"""

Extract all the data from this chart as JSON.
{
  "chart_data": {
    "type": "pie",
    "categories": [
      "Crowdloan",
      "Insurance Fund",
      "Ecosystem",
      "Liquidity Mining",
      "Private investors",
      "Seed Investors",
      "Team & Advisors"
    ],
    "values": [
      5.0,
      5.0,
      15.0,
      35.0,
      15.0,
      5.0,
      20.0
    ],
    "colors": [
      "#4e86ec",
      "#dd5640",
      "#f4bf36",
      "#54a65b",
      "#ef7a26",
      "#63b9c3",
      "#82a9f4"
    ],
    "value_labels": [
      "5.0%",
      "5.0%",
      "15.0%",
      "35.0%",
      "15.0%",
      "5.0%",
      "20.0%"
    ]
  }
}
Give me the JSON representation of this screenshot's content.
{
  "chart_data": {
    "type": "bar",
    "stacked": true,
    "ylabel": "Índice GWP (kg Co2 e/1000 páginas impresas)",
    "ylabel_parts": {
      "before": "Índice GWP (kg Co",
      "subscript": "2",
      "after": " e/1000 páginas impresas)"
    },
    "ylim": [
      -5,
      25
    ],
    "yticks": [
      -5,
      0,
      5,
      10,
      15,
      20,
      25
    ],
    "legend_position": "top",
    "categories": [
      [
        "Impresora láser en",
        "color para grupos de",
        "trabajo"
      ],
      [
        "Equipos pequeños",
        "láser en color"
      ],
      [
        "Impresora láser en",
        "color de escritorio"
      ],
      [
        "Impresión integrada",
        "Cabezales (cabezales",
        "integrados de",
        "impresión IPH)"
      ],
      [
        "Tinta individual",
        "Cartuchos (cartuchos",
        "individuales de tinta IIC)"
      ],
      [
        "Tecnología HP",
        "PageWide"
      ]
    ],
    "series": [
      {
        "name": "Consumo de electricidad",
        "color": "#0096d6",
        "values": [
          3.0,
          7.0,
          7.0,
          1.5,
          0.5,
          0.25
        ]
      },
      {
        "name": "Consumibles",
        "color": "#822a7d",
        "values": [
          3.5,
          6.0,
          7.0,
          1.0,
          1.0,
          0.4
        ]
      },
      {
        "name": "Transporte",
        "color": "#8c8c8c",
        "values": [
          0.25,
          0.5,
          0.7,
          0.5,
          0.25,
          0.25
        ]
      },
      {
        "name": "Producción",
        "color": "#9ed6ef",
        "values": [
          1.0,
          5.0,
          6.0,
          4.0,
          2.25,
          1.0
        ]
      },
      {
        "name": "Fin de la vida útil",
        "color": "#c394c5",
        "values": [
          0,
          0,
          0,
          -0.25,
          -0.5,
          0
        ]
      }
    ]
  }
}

"""

# [Your task]
All of the data must be returned exactly.

# [The solution]
Extract all the data from this chart as JSON.
{
  "chart_data": {
    "type": "pie",
    "categories": [
      "Crowdloan",
      "Insurance Fund",
      "Ecosystem",
      "Liquidity Mining",
      "Private investors",
      "Seed Investors",
      "Team & Advisors"
    ],
    "values": [
      5.0,
      5.0,
      15.0,
      35.0,
      15.0,
      5.0,
      20.0
    ],
    "colors": [
      "#4e86ec",
      "#dd5640",
      "#f4bf36",
      "#54a65b",
      "#ef7a26",
      "#63b9c3",
      "#82a9f4"
    ],
    "value_labels": [
      "5.0%",
      "5.0%",
      "15.0%",
      "35.0%",
      "15.0%",
      "5.0%",
      "20.0%"
    ]
  }
}
Give me the JSON representation of this screenshot's content.
{
  "chart_data": {
    "type": "bar",
    "stacked": true,
    "ylabel": "Índice GWP (kg Co2 e/1000 páginas impresas)",
    "ylabel_parts": {
      "before": "Índice GWP (kg Co",
      "subscript": "2",
      "after": " e/1000 páginas impresas)"
    },
    "ylim": [
      -5,
      25
    ],
    "yticks": [
      -5,
      0,
      5,
      10,
      15,
      20,
      25
    ],
    "legend_position": "top",
    "categories": [
      [
        "Impresora láser en",
        "color para grupos de",
        "trabajo"
      ],
      [
        "Equipos pequeños",
        "láser en color"
      ],
      [
        "Impresora láser en",
        "color de escritorio"
      ],
      [
        "Impresión integrada",
        "Cabezales (cabezales",
        "integrados de",
        "impresión IPH)"
      ],
      [
        "Tinta individual",
        "Cartuchos (cartuchos",
        "individuales de tinta IIC)"
      ],
      [
        "Tecnología HP",
        "PageWide"
      ]
    ],
    "series": [
      {
        "name": "Consumo de electricidad",
        "color": "#0096d6",
        "values": [
          3.0,
          7.0,
          7.0,
          1.5,
          0.5,
          0.25
        ]
      },
      {
        "name": "Consumibles",
        "color": "#822a7d",
        "values": [
          3.5,
          6.0,
          7.0,
          1.0,
          1.0,
          0.4
        ]
      },
      {
        "name": "Transporte",
        "color": "#8c8c8c",
        "values": [
          0.25,
          0.5,
          0.7,
          0.5,
          0.25,
          0.25
        ]
      },
      {
        "name": "Producción",
        "color": "#9ed6ef",
        "values": [
          1.0,
          5.0,
          6.0,
          4.0,
          2.25,
          1.0
        ]
      },
      {
        "name": "Fin de la vida útil",
        "color": "#c394c5",
        "values": [
          0,
          0,
          0,
          -0.25,
          -0.5,
          0
        ]
      }
    ]
  }
}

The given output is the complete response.